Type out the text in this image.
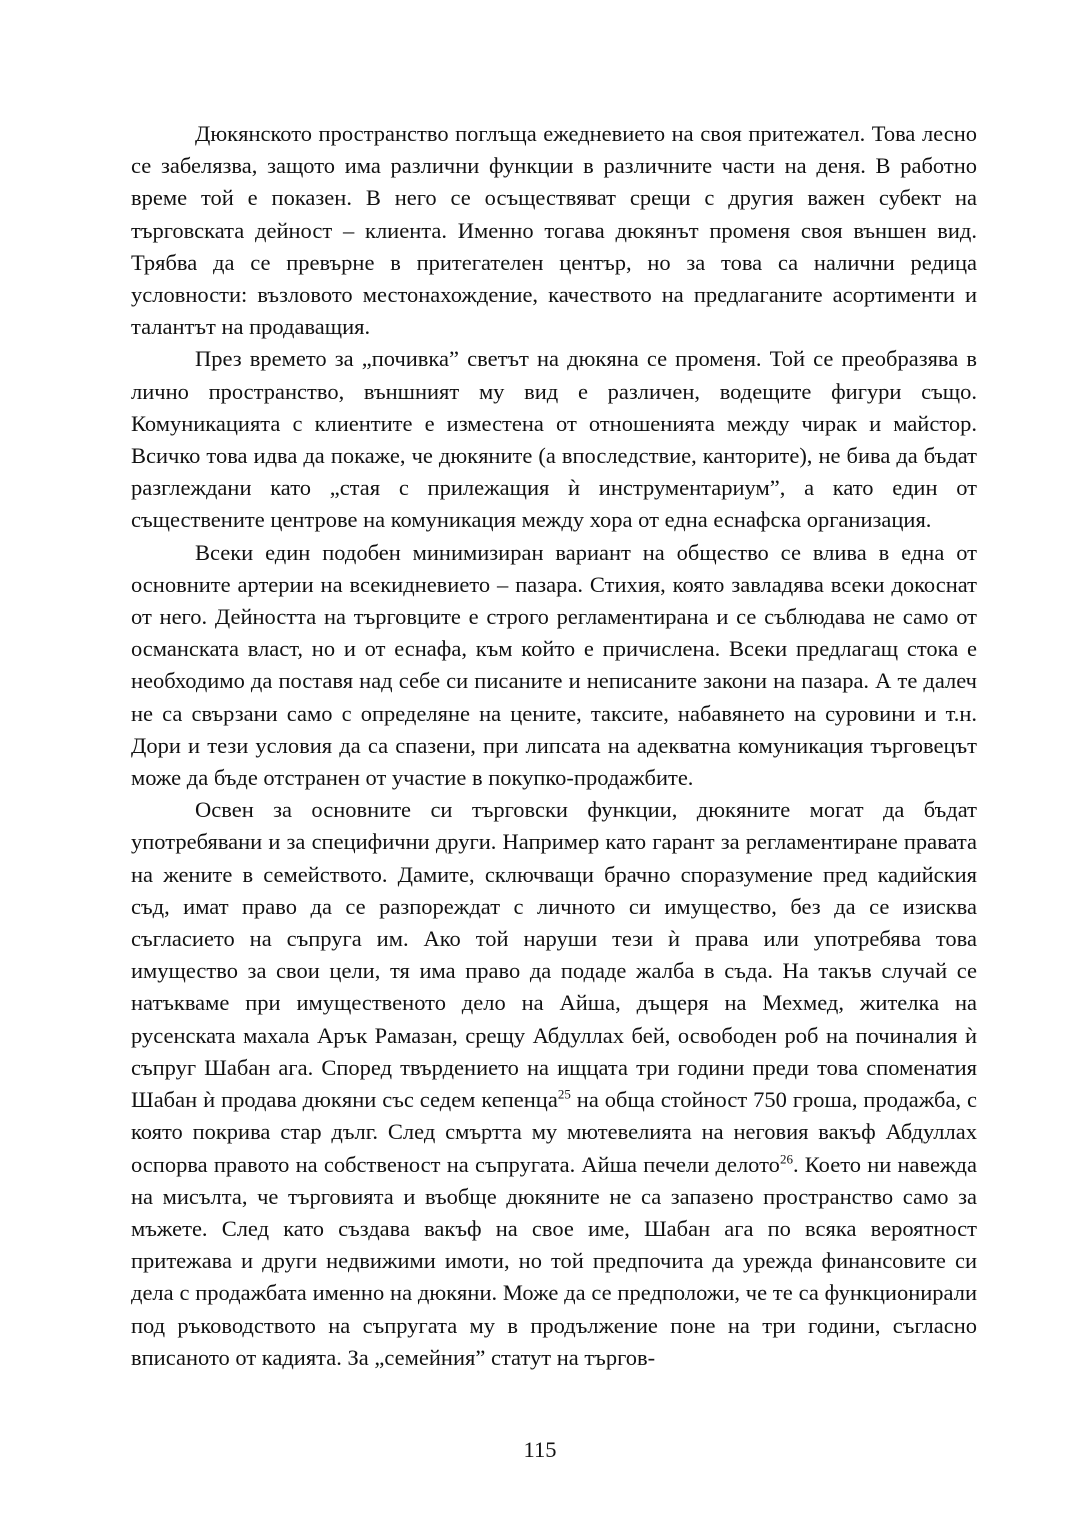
Дюкянското пространство поглъща ежедневието на своя притежател. Това лесно се забелязва, защото има различни функции в различните части на деня. В работно време той е показен. В него се осъществяват срещи с другия важен субект на търговската дейност – клиента. Именно тогава дюкянът променя своя външен вид. Трябва да се превърне в притегателен център, но за това са налични редица условности: възловото местонахождение, качеството на предлаганите асортименти и талантът на продаващия.

През времето за „почивка” светът на дюкяна се променя. Той се преобразява в лично пространство, външният му вид е различен, водещите фигури също. Комуникацията с клиентите е изместена от отношенията между чирак и майстор. Всичко това идва да покаже, че дюкяните (а впоследствие, канторите), не бива да бъдат разглеждани като „стая с прилежащия ѝ инструментариум”, а като един от съществените центрове на комуникация между хора от една еснафска организация.

Всеки един подобен минимизиран вариант на общество се влива в една от основните артерии на всекидневието – пазара. Стихия, която завладява всеки докоснат от него. Дейността на търговците е строго регламентирана и се съблюдава не само от османската власт, но и от еснафа, към който е причислена. Всеки предлагащ стока е необходимо да поставя над себе си писаните и неписаните закони на пазара. А те далеч не са свързани само с определяне на цените, таксите, набавянето на суровини и т.н. Дори и тези условия да са спазени, при липсата на адекватна комуникация търговецът може да бъде отстранен от участие в покупко-продажбите.

Освен за основните си търговски функции, дюкяните могат да бъдат употребявани и за специфични други. Например като гарант за регламентиране правата на жените в семейството. Дамите, сключващи брачно споразумение пред кадийския съд, имат право да се разпореждат с личното си имущество, без да се изисква съгласието на съпруга им. Ако той наруши тези ѝ права или употребява това имущество за свои цели, тя има право да подаде жалба в съда. На такъв случай се натъкваме при имущественото дело на Айша, дъщеря на Мехмед, жителка на русенската махала Арък Рамазан, срещу Абдуллах бей, освободен роб на починалия ѝ съпруг Шабан ага. Според твърдението на ищцата три години преди това споменатия Шабан ѝ продава дюкяни със седем кепенца$^{25}$ на обща стойност 750 гроша, продажба, с която покрива стар дълг. След смъртта му мютевелията на неговия вакъф Абдуллах оспорва правото на собственост на съпругата. Айша печели делото$^{26}$. Което ни навежда на мисълта, че търговията и въобще дюкяните не са запазено пространство само за мъжете. След като създава вакъф на свое име, Шабан ага по всяка вероятност притежава и други недвижими имоти, но той предпочита да урежда финансовите си дела с продажбата именно на дюкяни. Може да се предположи, че те са функционирали под ръководството на съпругата му в продължение поне на три години, съгласно вписаното от кадията. За „семейния” статут на търгов-

115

**What to produce:**
Images must not appear in the copy; reproduce everything else in the records verbatim.

**Output below:**
Type out the text in this image.
Дюкянското пространство поглъща ежедневието на своя притежател. Това лесно се забелязва, защото има различни функции в различните части на деня. В работно време той е показен. В него се осъществяват срещи с другия важен субект на търговската дейност – клиента. Именно тогава дюкянът променя своя външен вид. Трябва да се превърне в притегателен център, но за това са налични редица условности: възловото местонахождение, качеството на предлаганите асортименти и талантът на продаващия.

През времето за „почивка” светът на дюкяна се променя. Той се преобразява в лично пространство, външният му вид е различен, водещите фигури също. Комуникацията с клиентите е изместена от отношенията между чирак и майстор. Всичко това идва да покаже, че дюкяните (а впоследствие, канторите), не бива да бъдат разглеждани като „стая с прилежащия ѝ инструментариум”, а като един от съществените центрове на комуникация между хора от една еснафска организация.

Всеки един подобен минимизиран вариант на общество се влива в една от основните артерии на всекидневието – пазара. Стихия, която завладява всеки докоснат от него. Дейността на търговците е строго регламентирана и се съблюдава не само от османската власт, но и от еснафа, към който е причислена. Всеки предлагащ стока е необходимо да поставя над себе си писаните и неписаните закони на пазара. А те далеч не са свързани само с определяне на цените, таксите, набавянето на суровини и т.н. Дори и тези условия да са спазени, при липсата на адекватна комуникация търговецът може да бъде отстранен от участие в покупко-продажбите.

Освен за основните си търговски функции, дюкяните могат да бъдат употребявани и за специфични други. Например като гарант за регламентиране правата на жените в семейството. Дамите, сключващи брачно споразумение пред кадийския съд, имат право да се разпореждат с личното си имущество, без да се изисква съгласието на съпруга им. Ако той наруши тези ѝ права или употребява това имущество за свои цели, тя има право да подаде жалба в съда. На такъв случай се натъкваме при имущественото дело на Айша, дъщеря на Мехмед, жителка на русенската махала Арък Рамазан, срещу Абдуллах бей, освободен роб на починалия ѝ съпруг Шабан ага. Според твърдението на ищцата три години преди това споменатия Шабан ѝ продава дюкяни със седем кепенца$^{25}$ на обща стойност 750 гроша, продажба, с която покрива стар дълг. След смъртта му мютевелията на неговия вакъф Абдуллах оспорва правото на собственост на съпругата. Айша печели делото$^{26}$. Което ни навежда на мисълта, че търговията и въобще дюкяните не са запазено пространство само за мъжете. След като създава вакъф на свое име, Шабан ага по всяка вероятност притежава и други недвижими имоти, но той предпочита да урежда финансовите си дела с продажбата именно на дюкяни. Може да се предположи, че те са функционирали под ръководството на съпругата му в продължение поне на три години, съгласно вписаното от кадията. За „семейния” статут на търгов-

115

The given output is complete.